(Saved entries)
────────

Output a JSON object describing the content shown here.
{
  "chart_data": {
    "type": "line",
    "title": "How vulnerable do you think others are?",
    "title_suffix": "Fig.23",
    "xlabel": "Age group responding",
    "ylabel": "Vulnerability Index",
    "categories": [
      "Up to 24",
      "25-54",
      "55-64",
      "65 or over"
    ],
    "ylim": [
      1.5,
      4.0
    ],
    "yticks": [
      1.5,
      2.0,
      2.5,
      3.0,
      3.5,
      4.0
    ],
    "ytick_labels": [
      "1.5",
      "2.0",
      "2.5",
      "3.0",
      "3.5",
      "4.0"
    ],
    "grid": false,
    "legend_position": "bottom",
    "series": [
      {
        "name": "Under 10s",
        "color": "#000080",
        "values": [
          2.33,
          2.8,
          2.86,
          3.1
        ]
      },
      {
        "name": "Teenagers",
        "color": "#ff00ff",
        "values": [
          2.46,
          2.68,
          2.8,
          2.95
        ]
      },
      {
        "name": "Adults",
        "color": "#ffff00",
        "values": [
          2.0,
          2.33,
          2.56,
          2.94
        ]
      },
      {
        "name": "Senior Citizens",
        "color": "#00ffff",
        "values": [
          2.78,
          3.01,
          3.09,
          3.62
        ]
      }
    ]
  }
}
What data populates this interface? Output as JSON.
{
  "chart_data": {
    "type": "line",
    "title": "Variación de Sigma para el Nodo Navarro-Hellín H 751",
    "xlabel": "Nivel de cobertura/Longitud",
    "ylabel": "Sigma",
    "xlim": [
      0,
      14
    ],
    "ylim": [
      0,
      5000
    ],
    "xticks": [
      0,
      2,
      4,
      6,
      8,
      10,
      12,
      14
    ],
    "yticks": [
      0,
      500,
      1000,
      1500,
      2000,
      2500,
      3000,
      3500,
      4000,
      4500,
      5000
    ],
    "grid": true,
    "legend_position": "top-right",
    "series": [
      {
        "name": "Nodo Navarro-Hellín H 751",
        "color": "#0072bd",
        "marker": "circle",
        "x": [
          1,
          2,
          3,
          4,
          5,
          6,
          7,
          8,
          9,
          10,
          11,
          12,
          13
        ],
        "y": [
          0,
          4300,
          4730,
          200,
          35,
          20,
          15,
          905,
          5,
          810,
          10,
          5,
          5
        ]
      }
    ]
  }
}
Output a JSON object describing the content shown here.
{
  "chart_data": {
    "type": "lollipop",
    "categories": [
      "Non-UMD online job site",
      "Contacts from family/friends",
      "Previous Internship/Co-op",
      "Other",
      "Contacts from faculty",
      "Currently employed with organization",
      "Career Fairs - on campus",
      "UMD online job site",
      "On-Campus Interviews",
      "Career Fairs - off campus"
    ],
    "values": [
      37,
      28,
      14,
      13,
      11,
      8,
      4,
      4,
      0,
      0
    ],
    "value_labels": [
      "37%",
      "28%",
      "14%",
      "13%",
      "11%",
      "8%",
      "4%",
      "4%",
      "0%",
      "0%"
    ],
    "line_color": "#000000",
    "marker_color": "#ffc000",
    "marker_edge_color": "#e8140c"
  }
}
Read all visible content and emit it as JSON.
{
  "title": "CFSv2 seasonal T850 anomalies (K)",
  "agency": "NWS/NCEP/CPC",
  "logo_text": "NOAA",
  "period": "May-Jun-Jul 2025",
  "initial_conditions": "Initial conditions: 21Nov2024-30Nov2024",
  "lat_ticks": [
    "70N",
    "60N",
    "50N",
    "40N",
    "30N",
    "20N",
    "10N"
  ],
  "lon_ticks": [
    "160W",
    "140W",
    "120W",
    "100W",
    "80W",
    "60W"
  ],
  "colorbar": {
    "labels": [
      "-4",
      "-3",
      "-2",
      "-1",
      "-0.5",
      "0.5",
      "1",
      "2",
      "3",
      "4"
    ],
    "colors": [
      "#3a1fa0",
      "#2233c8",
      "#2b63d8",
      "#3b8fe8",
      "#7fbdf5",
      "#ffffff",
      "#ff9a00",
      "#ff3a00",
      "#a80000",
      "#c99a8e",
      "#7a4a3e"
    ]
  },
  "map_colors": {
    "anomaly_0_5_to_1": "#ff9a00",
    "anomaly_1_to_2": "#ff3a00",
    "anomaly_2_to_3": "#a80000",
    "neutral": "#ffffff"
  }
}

────────

Reproduce the material exactly, with every line intact.

## ANSWER TO THIS PROBLEM
Output a JSON object describing the content shown here.
{
  "chart_data": {
    "type": "line",
    "title": "How vulnerable do you think others are?",
    "title_suffix": "Fig.23",
    "xlabel": "Age group responding",
    "ylabel": "Vulnerability Index",
    "categories": [
      "Up to 24",
      "25-54",
      "55-64",
      "65 or over"
    ],
    "ylim": [
      1.5,
      4.0
    ],
    "yticks": [
      1.5,
      2.0,
      2.5,
      3.0,
      3.5,
      4.0
    ],
    "ytick_labels": [
      "1.5",
      "2.0",
      "2.5",
      "3.0",
      "3.5",
      "4.0"
    ],
    "grid": false,
    "legend_position": "bottom",
    "series": [
      {
        "name": "Under 10s",
        "color": "#000080",
        "values": [
          2.33,
          2.8,
          2.86,
          3.1
        ]
      },
      {
        "name": "Teenagers",
        "color": "#ff00ff",
        "values": [
          2.46,
          2.68,
          2.8,
          2.95
        ]
      },
      {
        "name": "Adults",
        "color": "#ffff00",
        "values": [
          2.0,
          2.33,
          2.56,
          2.94
        ]
      },
      {
        "name": "Senior Citizens",
        "color": "#00ffff",
        "values": [
          2.78,
          3.01,
          3.09,
          3.62
        ]
      }
    ]
  }
}
What data populates this interface? Output as JSON.
{
  "chart_data": {
    "type": "line",
    "title": "Variación de Sigma para el Nodo Navarro-Hellín H 751",
    "xlabel": "Nivel de cobertura/Longitud",
    "ylabel": "Sigma",
    "xlim": [
      0,
      14
    ],
    "ylim": [
      0,
      5000
    ],
    "xticks": [
      0,
      2,
      4,
      6,
      8,
      10,
      12,
      14
    ],
    "yticks": [
      0,
      500,
      1000,
      1500,
      2000,
      2500,
      3000,
      3500,
      4000,
      4500,
      5000
    ],
    "grid": true,
    "legend_position": "top-right",
    "series": [
      {
        "name": "Nodo Navarro-Hellín H 751",
        "color": "#0072bd",
        "marker": "circle",
        "x": [
          1,
          2,
          3,
          4,
          5,
          6,
          7,
          8,
          9,
          10,
          11,
          12,
          13
        ],
        "y": [
          0,
          4300,
          4730,
          200,
          35,
          20,
          15,
          905,
          5,
          810,
          10,
          5,
          5
        ]
      }
    ]
  }
}
Output a JSON object describing the content shown here.
{
  "chart_data": {
    "type": "lollipop",
    "categories": [
      "Non-UMD online job site",
      "Contacts from family/friends",
      "Previous Internship/Co-op",
      "Other",
      "Contacts from faculty",
      "Currently employed with organization",
      "Career Fairs - on campus",
      "UMD online job site",
      "On-Campus Interviews",
      "Career Fairs - off campus"
    ],
    "values": [
      37,
      28,
      14,
      13,
      11,
      8,
      4,
      4,
      0,
      0
    ],
    "value_labels": [
      "37%",
      "28%",
      "14%",
      "13%",
      "11%",
      "8%",
      "4%",
      "4%",
      "0%",
      "0%"
    ],
    "line_color": "#000000",
    "marker_color": "#ffc000",
    "marker_edge_color": "#e8140c"
  }
}
Read all visible content and emit it as JSON.
{
  "title": "CFSv2 seasonal T850 anomalies (K)",
  "agency": "NWS/NCEP/CPC",
  "logo_text": "NOAA",
  "period": "May-Jun-Jul 2025",
  "initial_conditions": "Initial conditions: 21Nov2024-30Nov2024",
  "lat_ticks": [
    "70N",
    "60N",
    "50N",
    "40N",
    "30N",
    "20N",
    "10N"
  ],
  "lon_ticks": [
    "160W",
    "140W",
    "120W",
    "100W",
    "80W",
    "60W"
  ],
  "colorbar": {
    "labels": [
      "-4",
      "-3",
      "-2",
      "-1",
      "-0.5",
      "0.5",
      "1",
      "2",
      "3",
      "4"
    ],
    "colors": [
      "#3a1fa0",
      "#2233c8",
      "#2b63d8",
      "#3b8fe8",
      "#7fbdf5",
      "#ffffff",
      "#ff9a00",
      "#ff3a00",
      "#a80000",
      "#c99a8e",
      "#7a4a3e"
    ]
  },
  "map_colors": {
    "anomaly_0_5_to_1": "#ff9a00",
    "anomaly_1_to_2": "#ff3a00",
    "anomaly_2_to_3": "#a80000",
    "neutral": "#ffffff"
  }
}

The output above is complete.